Directive:
Return the listing below in full, with every line exactly as it is.

Dataset entries:

- - - - -

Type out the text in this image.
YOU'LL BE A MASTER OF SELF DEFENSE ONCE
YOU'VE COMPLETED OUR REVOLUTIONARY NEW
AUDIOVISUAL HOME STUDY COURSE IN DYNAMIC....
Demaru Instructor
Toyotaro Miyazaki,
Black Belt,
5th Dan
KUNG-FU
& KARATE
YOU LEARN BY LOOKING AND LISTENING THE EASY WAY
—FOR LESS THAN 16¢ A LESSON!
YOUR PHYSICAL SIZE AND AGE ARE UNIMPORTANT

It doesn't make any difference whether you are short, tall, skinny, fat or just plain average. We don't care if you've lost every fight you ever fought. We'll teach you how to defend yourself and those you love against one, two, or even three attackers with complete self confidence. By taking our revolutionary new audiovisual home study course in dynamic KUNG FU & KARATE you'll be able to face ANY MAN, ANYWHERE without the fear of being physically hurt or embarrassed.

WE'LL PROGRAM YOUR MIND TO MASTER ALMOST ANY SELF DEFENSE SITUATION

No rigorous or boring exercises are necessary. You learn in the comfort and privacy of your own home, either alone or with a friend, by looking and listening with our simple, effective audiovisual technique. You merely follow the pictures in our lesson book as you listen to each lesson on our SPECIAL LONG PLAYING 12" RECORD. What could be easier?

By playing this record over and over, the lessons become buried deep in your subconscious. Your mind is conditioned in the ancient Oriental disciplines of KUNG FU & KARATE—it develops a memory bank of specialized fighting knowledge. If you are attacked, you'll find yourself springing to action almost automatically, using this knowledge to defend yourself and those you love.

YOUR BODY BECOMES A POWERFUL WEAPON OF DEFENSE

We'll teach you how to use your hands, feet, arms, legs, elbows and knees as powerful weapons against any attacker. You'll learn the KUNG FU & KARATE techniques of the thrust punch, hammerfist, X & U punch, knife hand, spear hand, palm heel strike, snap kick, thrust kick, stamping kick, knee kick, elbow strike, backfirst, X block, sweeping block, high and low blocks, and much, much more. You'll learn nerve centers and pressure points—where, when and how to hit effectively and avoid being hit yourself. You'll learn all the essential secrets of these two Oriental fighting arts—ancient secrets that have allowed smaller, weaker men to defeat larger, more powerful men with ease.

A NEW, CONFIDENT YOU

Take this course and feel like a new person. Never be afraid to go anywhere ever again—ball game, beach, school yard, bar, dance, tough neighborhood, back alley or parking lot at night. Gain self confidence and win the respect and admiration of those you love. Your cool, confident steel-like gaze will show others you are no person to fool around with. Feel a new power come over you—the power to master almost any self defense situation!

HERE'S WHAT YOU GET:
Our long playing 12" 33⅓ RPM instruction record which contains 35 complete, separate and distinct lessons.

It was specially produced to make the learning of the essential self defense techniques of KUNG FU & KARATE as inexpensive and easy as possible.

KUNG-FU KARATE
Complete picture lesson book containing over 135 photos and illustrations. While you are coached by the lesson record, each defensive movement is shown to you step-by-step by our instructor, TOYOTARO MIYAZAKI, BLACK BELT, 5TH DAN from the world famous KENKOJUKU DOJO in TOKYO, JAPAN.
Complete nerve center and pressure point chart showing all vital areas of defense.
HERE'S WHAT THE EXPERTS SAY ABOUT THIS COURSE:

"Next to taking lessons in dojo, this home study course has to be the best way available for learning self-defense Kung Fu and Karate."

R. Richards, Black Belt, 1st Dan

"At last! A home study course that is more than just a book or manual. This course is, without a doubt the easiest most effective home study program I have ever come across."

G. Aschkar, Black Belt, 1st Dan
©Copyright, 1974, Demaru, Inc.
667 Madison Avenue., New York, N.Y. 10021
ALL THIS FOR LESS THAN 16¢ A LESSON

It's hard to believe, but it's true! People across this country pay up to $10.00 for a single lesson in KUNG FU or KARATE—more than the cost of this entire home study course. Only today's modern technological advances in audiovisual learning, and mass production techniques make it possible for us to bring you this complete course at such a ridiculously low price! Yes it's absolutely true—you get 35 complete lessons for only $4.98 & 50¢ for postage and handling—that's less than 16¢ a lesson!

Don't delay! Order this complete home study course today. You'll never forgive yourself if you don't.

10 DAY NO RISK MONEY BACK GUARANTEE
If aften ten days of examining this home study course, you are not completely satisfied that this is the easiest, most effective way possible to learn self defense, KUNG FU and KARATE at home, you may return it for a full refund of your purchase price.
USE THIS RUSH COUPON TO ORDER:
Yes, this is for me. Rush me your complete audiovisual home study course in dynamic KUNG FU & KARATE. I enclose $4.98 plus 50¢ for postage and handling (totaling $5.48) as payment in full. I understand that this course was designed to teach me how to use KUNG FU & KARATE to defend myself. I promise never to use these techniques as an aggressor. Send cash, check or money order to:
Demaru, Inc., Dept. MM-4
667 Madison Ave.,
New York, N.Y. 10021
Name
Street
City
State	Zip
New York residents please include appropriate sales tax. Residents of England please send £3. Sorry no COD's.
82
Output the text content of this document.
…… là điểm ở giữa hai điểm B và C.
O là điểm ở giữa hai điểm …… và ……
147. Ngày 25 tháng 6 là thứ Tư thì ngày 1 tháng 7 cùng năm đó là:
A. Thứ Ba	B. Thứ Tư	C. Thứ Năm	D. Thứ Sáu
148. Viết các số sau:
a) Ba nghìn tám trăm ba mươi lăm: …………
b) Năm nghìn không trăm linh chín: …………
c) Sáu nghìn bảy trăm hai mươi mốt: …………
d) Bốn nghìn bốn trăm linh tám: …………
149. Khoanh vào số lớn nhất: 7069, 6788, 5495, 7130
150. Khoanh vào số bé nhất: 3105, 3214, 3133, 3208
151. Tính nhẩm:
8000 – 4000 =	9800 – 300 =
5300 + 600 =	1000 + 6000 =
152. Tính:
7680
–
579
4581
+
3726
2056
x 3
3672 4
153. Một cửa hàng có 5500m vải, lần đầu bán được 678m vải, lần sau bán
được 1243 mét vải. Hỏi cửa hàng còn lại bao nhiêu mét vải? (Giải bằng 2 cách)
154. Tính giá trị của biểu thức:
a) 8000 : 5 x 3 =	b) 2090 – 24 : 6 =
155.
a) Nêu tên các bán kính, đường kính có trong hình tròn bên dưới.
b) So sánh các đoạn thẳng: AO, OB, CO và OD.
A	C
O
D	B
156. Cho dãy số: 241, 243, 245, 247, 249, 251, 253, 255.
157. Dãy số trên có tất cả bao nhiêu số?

- - - - -

Written answer:
Type out the text in this image.
YOU'LL BE A MASTER OF SELF DEFENSE ONCE
YOU'VE COMPLETED OUR REVOLUTIONARY NEW
AUDIOVISUAL HOME STUDY COURSE IN DYNAMIC....
Demaru Instructor
Toyotaro Miyazaki,
Black Belt,
5th Dan
KUNG-FU
& KARATE
YOU LEARN BY LOOKING AND LISTENING THE EASY WAY
—FOR LESS THAN 16¢ A LESSON!
YOUR PHYSICAL SIZE AND AGE ARE UNIMPORTANT

It doesn't make any difference whether you are short, tall, skinny, fat or just plain average. We don't care if you've lost every fight you ever fought. We'll teach you how to defend yourself and those you love against one, two, or even three attackers with complete self confidence. By taking our revolutionary new audiovisual home study course in dynamic KUNG FU & KARATE you'll be able to face ANY MAN, ANYWHERE without the fear of being physically hurt or embarrassed.

WE'LL PROGRAM YOUR MIND TO MASTER ALMOST ANY SELF DEFENSE SITUATION

No rigorous or boring exercises are necessary. You learn in the comfort and privacy of your own home, either alone or with a friend, by looking and listening with our simple, effective audiovisual technique. You merely follow the pictures in our lesson book as you listen to each lesson on our SPECIAL LONG PLAYING 12" RECORD. What could be easier?

By playing this record over and over, the lessons become buried deep in your subconscious. Your mind is conditioned in the ancient Oriental disciplines of KUNG FU & KARATE—it develops a memory bank of specialized fighting knowledge. If you are attacked, you'll find yourself springing to action almost automatically, using this knowledge to defend yourself and those you love.

YOUR BODY BECOMES A POWERFUL WEAPON OF DEFENSE

We'll teach you how to use your hands, feet, arms, legs, elbows and knees as powerful weapons against any attacker. You'll learn the KUNG FU & KARATE techniques of the thrust punch, hammerfist, X & U punch, knife hand, spear hand, palm heel strike, snap kick, thrust kick, stamping kick, knee kick, elbow strike, backfirst, X block, sweeping block, high and low blocks, and much, much more. You'll learn nerve centers and pressure points—where, when and how to hit effectively and avoid being hit yourself. You'll learn all the essential secrets of these two Oriental fighting arts—ancient secrets that have allowed smaller, weaker men to defeat larger, more powerful men with ease.

A NEW, CONFIDENT YOU

Take this course and feel like a new person. Never be afraid to go anywhere ever again—ball game, beach, school yard, bar, dance, tough neighborhood, back alley or parking lot at night. Gain self confidence and win the respect and admiration of those you love. Your cool, confident steel-like gaze will show others you are no person to fool around with. Feel a new power come over you—the power to master almost any self defense situation!

HERE'S WHAT YOU GET:
Our long playing 12" 33⅓ RPM instruction record which contains 35 complete, separate and distinct lessons.

It was specially produced to make the learning of the essential self defense techniques of KUNG FU & KARATE as inexpensive and easy as possible.

KUNG-FU KARATE
Complete picture lesson book containing over 135 photos and illustrations. While you are coached by the lesson record, each defensive movement is shown to you step-by-step by our instructor, TOYOTARO MIYAZAKI, BLACK BELT, 5TH DAN from the world famous KENKOJUKU DOJO in TOKYO, JAPAN.
Complete nerve center and pressure point chart showing all vital areas of defense.
HERE'S WHAT THE EXPERTS SAY ABOUT THIS COURSE:

"Next to taking lessons in dojo, this home study course has to be the best way available for learning self-defense Kung Fu and Karate."

R. Richards, Black Belt, 1st Dan

"At last! A home study course that is more than just a book or manual. This course is, without a doubt the easiest most effective home study program I have ever come across."

G. Aschkar, Black Belt, 1st Dan
©Copyright, 1974, Demaru, Inc.
667 Madison Avenue., New York, N.Y. 10021
ALL THIS FOR LESS THAN 16¢ A LESSON

It's hard to believe, but it's true! People across this country pay up to $10.00 for a single lesson in KUNG FU or KARATE—more than the cost of this entire home study course. Only today's modern technological advances in audiovisual learning, and mass production techniques make it possible for us to bring you this complete course at such a ridiculously low price! Yes it's absolutely true—you get 35 complete lessons for only $4.98 & 50¢ for postage and handling—that's less than 16¢ a lesson!

Don't delay! Order this complete home study course today. You'll never forgive yourself if you don't.

10 DAY NO RISK MONEY BACK GUARANTEE
If aften ten days of examining this home study course, you are not completely satisfied that this is the easiest, most effective way possible to learn self defense, KUNG FU and KARATE at home, you may return it for a full refund of your purchase price.
USE THIS RUSH COUPON TO ORDER:
Yes, this is for me. Rush me your complete audiovisual home study course in dynamic KUNG FU & KARATE. I enclose $4.98 plus 50¢ for postage and handling (totaling $5.48) as payment in full. I understand that this course was designed to teach me how to use KUNG FU & KARATE to defend myself. I promise never to use these techniques as an aggressor. Send cash, check or money order to:
Demaru, Inc., Dept. MM-4
667 Madison Ave.,
New York, N.Y. 10021
Name
Street
City
State	Zip
New York residents please include appropriate sales tax. Residents of England please send £3. Sorry no COD's.
82
Output the text content of this document.
…… là điểm ở giữa hai điểm B và C.
O là điểm ở giữa hai điểm …… và ……
147. Ngày 25 tháng 6 là thứ Tư thì ngày 1 tháng 7 cùng năm đó là:
A. Thứ Ba	B. Thứ Tư	C. Thứ Năm	D. Thứ Sáu
148. Viết các số sau:
a) Ba nghìn tám trăm ba mươi lăm: …………
b) Năm nghìn không trăm linh chín: …………
c) Sáu nghìn bảy trăm hai mươi mốt: …………
d) Bốn nghìn bốn trăm linh tám: …………
149. Khoanh vào số lớn nhất: 7069, 6788, 5495, 7130
150. Khoanh vào số bé nhất: 3105, 3214, 3133, 3208
151. Tính nhẩm:
8000 – 4000 =	9800 – 300 =
5300 + 600 =	1000 + 6000 =
152. Tính:
7680
–
579
4581
+
3726
2056
x 3
3672 4
153. Một cửa hàng có 5500m vải, lần đầu bán được 678m vải, lần sau bán
được 1243 mét vải. Hỏi cửa hàng còn lại bao nhiêu mét vải? (Giải bằng 2 cách)
154. Tính giá trị của biểu thức:
a) 8000 : 5 x 3 =	b) 2090 – 24 : 6 =
155.
a) Nêu tên các bán kính, đường kính có trong hình tròn bên dưới.
b) So sánh các đoạn thẳng: AO, OB, CO và OD.
A	C
O
D	B
156. Cho dãy số: 241, 243, 245, 247, 249, 251, 253, 255.
157. Dãy số trên có tất cả bao nhiêu số?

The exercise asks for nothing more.